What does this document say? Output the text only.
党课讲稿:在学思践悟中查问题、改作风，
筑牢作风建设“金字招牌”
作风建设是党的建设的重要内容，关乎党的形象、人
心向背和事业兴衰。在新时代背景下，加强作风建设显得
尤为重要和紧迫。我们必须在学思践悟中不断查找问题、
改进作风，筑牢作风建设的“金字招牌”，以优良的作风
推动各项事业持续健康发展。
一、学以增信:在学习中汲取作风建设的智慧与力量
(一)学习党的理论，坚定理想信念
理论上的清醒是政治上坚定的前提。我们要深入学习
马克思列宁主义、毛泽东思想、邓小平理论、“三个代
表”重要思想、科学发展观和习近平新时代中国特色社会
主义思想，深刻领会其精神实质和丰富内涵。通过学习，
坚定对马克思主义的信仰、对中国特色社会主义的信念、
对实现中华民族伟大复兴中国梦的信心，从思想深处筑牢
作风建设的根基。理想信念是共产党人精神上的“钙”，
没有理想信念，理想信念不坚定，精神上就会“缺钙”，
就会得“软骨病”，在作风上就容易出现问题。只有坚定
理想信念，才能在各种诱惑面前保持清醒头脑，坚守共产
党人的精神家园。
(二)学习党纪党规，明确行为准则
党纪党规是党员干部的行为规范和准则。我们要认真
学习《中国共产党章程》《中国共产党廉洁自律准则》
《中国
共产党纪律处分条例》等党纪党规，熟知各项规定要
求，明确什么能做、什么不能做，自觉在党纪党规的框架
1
--
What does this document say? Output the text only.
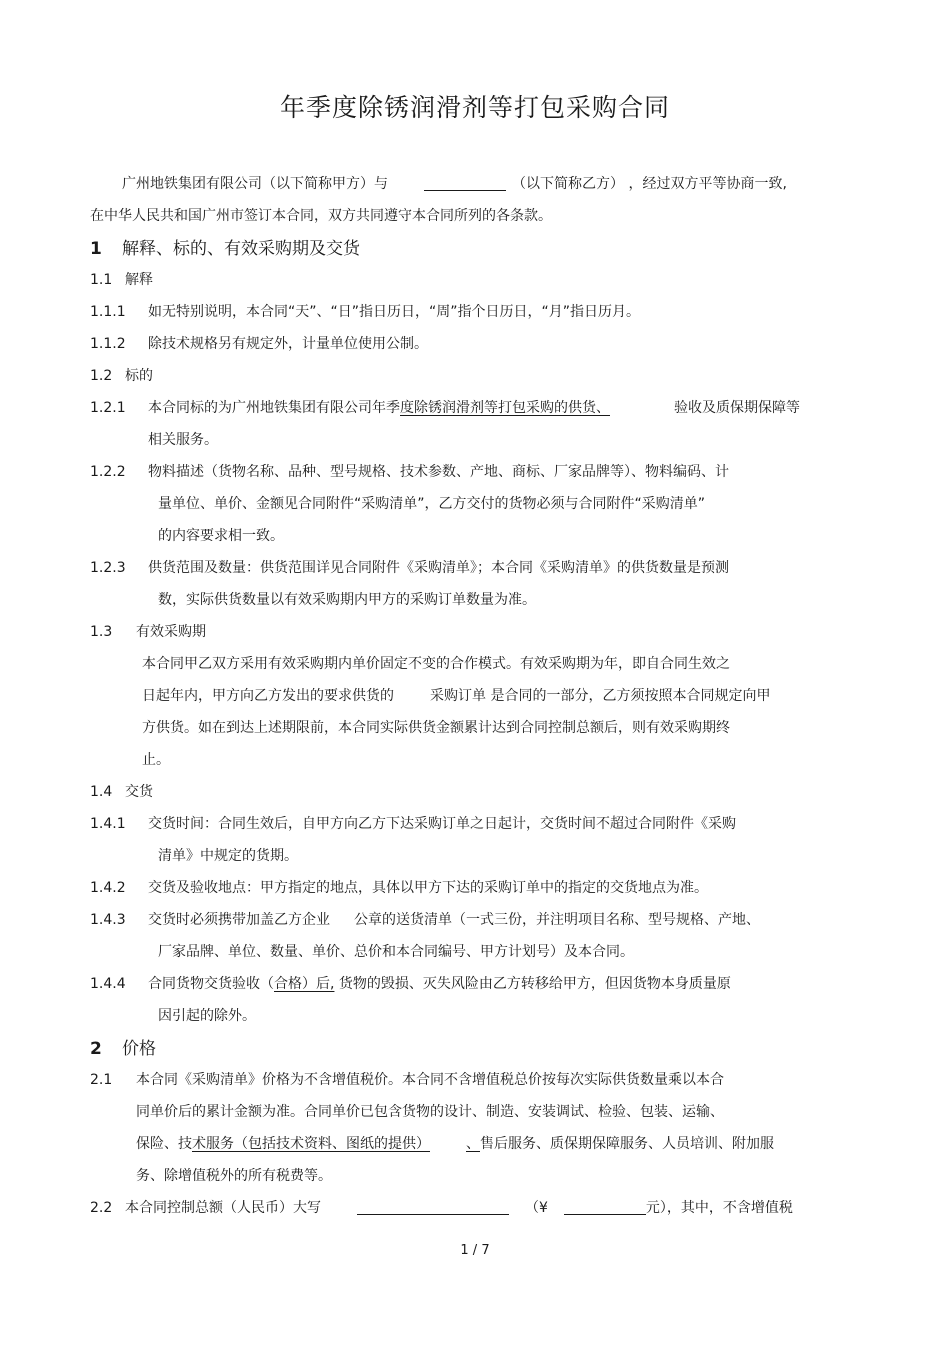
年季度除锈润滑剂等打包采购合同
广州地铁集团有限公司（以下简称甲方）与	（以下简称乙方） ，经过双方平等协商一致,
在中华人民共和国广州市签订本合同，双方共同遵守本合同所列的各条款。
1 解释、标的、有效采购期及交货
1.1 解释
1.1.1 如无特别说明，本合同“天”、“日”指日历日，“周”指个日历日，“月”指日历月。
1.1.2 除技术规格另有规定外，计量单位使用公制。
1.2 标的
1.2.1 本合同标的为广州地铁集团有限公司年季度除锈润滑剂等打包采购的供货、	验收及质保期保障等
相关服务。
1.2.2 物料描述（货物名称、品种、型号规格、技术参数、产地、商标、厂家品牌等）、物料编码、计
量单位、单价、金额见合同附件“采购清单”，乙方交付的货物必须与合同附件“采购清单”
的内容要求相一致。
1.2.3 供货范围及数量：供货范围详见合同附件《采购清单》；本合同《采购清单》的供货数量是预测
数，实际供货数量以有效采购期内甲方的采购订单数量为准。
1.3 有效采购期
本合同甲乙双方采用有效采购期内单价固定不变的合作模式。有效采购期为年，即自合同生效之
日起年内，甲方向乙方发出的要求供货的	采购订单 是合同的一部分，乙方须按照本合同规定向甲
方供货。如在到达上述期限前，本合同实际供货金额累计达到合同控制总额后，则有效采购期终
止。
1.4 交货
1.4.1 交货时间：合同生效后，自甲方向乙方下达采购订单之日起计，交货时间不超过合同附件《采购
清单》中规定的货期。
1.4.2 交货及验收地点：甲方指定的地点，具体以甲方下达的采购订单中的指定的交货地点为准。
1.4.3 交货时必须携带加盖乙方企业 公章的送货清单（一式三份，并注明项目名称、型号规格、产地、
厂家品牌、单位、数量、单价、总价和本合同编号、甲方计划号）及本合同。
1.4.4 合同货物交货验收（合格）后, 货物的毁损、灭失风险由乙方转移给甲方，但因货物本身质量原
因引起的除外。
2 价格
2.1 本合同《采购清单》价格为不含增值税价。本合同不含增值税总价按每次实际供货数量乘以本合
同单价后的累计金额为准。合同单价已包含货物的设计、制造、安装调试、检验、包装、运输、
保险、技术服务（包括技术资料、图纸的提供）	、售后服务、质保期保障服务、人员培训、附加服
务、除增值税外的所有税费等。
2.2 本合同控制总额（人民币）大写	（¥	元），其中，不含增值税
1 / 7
---
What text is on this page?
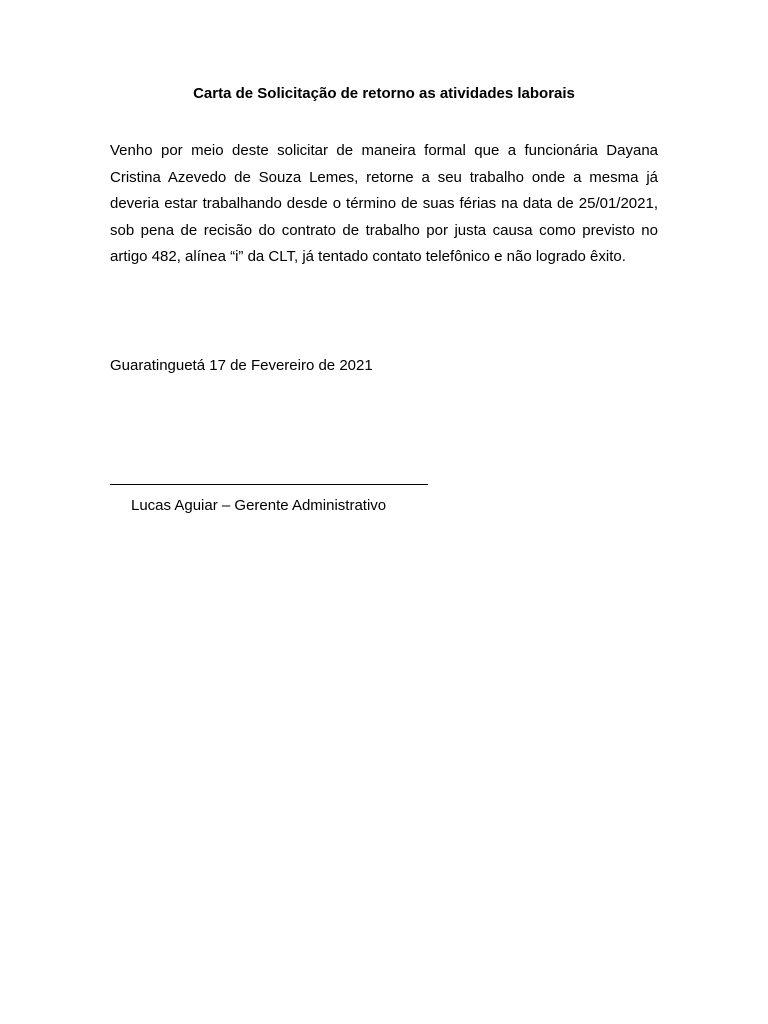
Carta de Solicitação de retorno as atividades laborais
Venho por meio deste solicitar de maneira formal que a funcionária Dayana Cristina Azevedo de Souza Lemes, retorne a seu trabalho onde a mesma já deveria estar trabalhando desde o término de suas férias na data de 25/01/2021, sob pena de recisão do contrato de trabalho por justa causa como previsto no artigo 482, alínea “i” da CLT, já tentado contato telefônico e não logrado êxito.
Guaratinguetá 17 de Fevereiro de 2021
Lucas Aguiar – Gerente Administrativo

# Goal of the exercise:
Return each line of the listing that holds the string "型号规格".

# Final result:
1.2.2 物料描述（货物名称、品种、型号规格、技术参数、产地、商标、厂家品牌等）、物料编码、计
1.4.3 交货时必须携带加盖乙方企业 公章的送货清单（一式三份，并注明项目名称、型号规格、产地、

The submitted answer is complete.